-- Start RECORDED DATA --
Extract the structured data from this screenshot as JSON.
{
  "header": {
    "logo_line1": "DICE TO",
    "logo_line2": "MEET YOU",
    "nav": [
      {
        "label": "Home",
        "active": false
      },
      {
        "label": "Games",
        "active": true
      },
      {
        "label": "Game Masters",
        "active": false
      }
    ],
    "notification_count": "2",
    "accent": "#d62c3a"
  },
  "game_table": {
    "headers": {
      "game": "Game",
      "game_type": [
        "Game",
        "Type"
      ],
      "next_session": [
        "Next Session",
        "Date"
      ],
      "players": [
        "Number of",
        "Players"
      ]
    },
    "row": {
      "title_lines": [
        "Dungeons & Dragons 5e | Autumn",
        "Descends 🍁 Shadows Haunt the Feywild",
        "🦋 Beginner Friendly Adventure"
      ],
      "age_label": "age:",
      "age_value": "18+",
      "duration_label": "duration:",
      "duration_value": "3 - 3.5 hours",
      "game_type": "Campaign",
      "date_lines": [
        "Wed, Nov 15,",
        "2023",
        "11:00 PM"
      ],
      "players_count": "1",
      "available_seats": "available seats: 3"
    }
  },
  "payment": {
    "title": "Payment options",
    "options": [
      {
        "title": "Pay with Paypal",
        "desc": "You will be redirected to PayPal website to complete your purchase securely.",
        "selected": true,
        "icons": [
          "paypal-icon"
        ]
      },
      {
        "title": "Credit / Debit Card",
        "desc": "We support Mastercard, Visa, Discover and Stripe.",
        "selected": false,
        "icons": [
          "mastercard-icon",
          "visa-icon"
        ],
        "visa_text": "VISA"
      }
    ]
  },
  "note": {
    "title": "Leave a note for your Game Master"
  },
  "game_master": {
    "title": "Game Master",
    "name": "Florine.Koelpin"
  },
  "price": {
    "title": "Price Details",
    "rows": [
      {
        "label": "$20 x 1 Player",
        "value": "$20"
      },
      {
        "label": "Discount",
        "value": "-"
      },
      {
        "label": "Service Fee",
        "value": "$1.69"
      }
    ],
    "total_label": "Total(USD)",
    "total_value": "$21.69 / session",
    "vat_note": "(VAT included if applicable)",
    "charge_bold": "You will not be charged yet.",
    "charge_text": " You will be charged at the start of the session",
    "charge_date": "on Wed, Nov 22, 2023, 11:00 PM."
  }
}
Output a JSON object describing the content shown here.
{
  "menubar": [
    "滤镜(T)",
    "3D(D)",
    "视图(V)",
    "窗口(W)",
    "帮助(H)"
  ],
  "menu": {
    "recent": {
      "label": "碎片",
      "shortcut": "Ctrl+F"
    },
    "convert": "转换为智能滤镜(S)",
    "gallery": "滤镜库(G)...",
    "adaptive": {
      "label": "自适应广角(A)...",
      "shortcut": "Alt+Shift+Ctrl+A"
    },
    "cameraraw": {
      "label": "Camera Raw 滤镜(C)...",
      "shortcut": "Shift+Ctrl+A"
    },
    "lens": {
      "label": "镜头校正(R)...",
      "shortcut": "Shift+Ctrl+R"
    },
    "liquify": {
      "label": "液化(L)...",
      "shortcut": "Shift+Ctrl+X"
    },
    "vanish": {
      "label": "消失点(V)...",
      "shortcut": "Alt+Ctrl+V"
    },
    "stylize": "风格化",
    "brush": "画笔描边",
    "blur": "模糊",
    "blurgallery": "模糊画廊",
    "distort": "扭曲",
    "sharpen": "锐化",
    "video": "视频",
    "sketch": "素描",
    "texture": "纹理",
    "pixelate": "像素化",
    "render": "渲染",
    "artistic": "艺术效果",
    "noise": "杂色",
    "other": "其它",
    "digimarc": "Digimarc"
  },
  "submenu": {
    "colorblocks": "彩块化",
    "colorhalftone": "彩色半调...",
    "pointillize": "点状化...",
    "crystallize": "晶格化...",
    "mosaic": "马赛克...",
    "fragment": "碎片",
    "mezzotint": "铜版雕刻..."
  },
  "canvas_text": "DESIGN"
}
-- End RECORDED DATA --
EXERCISE BRIEF: All of the data above should be transcribed exactly.

RESULT BELOW:
Extract the structured data from this screenshot as JSON.
{
  "header": {
    "logo_line1": "DICE TO",
    "logo_line2": "MEET YOU",
    "nav": [
      {
        "label": "Home",
        "active": false
      },
      {
        "label": "Games",
        "active": true
      },
      {
        "label": "Game Masters",
        "active": false
      }
    ],
    "notification_count": "2",
    "accent": "#d62c3a"
  },
  "game_table": {
    "headers": {
      "game": "Game",
      "game_type": [
        "Game",
        "Type"
      ],
      "next_session": [
        "Next Session",
        "Date"
      ],
      "players": [
        "Number of",
        "Players"
      ]
    },
    "row": {
      "title_lines": [
        "Dungeons & Dragons 5e | Autumn",
        "Descends 🍁 Shadows Haunt the Feywild",
        "🦋 Beginner Friendly Adventure"
      ],
      "age_label": "age:",
      "age_value": "18+",
      "duration_label": "duration:",
      "duration_value": "3 - 3.5 hours",
      "game_type": "Campaign",
      "date_lines": [
        "Wed, Nov 15,",
        "2023",
        "11:00 PM"
      ],
      "players_count": "1",
      "available_seats": "available seats: 3"
    }
  },
  "payment": {
    "title": "Payment options",
    "options": [
      {
        "title": "Pay with Paypal",
        "desc": "You will be redirected to PayPal website to complete your purchase securely.",
        "selected": true,
        "icons": [
          "paypal-icon"
        ]
      },
      {
        "title": "Credit / Debit Card",
        "desc": "We support Mastercard, Visa, Discover and Stripe.",
        "selected": false,
        "icons": [
          "mastercard-icon",
          "visa-icon"
        ],
        "visa_text": "VISA"
      }
    ]
  },
  "note": {
    "title": "Leave a note for your Game Master"
  },
  "game_master": {
    "title": "Game Master",
    "name": "Florine.Koelpin"
  },
  "price": {
    "title": "Price Details",
    "rows": [
      {
        "label": "$20 x 1 Player",
        "value": "$20"
      },
      {
        "label": "Discount",
        "value": "-"
      },
      {
        "label": "Service Fee",
        "value": "$1.69"
      }
    ],
    "total_label": "Total(USD)",
    "total_value": "$21.69 / session",
    "vat_note": "(VAT included if applicable)",
    "charge_bold": "You will not be charged yet.",
    "charge_text": " You will be charged at the start of the session",
    "charge_date": "on Wed, Nov 22, 2023, 11:00 PM."
  }
}
Output a JSON object describing the content shown here.
{
  "menubar": [
    "滤镜(T)",
    "3D(D)",
    "视图(V)",
    "窗口(W)",
    "帮助(H)"
  ],
  "menu": {
    "recent": {
      "label": "碎片",
      "shortcut": "Ctrl+F"
    },
    "convert": "转换为智能滤镜(S)",
    "gallery": "滤镜库(G)...",
    "adaptive": {
      "label": "自适应广角(A)...",
      "shortcut": "Alt+Shift+Ctrl+A"
    },
    "cameraraw": {
      "label": "Camera Raw 滤镜(C)...",
      "shortcut": "Shift+Ctrl+A"
    },
    "lens": {
      "label": "镜头校正(R)...",
      "shortcut": "Shift+Ctrl+R"
    },
    "liquify": {
      "label": "液化(L)...",
      "shortcut": "Shift+Ctrl+X"
    },
    "vanish": {
      "label": "消失点(V)...",
      "shortcut": "Alt+Ctrl+V"
    },
    "stylize": "风格化",
    "brush": "画笔描边",
    "blur": "模糊",
    "blurgallery": "模糊画廊",
    "distort": "扭曲",
    "sharpen": "锐化",
    "video": "视频",
    "sketch": "素描",
    "texture": "纹理",
    "pixelate": "像素化",
    "render": "渲染",
    "artistic": "艺术效果",
    "noise": "杂色",
    "other": "其它",
    "digimarc": "Digimarc"
  },
  "submenu": {
    "colorblocks": "彩块化",
    "colorhalftone": "彩色半调...",
    "pointillize": "点状化...",
    "crystallize": "晶格化...",
    "mosaic": "马赛克...",
    "fragment": "碎片",
    "mezzotint": "铜版雕刻..."
  },
  "canvas_text": "DESIGN"
}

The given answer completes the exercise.